- [Aim]: Repeat the entire listing exactly.

Dataset items
· · ·

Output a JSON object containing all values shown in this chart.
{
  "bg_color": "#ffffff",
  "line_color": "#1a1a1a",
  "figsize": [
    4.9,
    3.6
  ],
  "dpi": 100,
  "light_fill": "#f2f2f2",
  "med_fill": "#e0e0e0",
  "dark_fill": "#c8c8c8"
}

· · ·

- [Output for this exercise]:
Output a JSON object containing all values shown in this chart.
{
  "bg_color": "#ffffff",
  "line_color": "#1a1a1a",
  "figsize": [
    4.9,
    3.6
  ],
  "dpi": 100,
  "light_fill": "#f2f2f2",
  "med_fill": "#e0e0e0",
  "dark_fill": "#c8c8c8"
}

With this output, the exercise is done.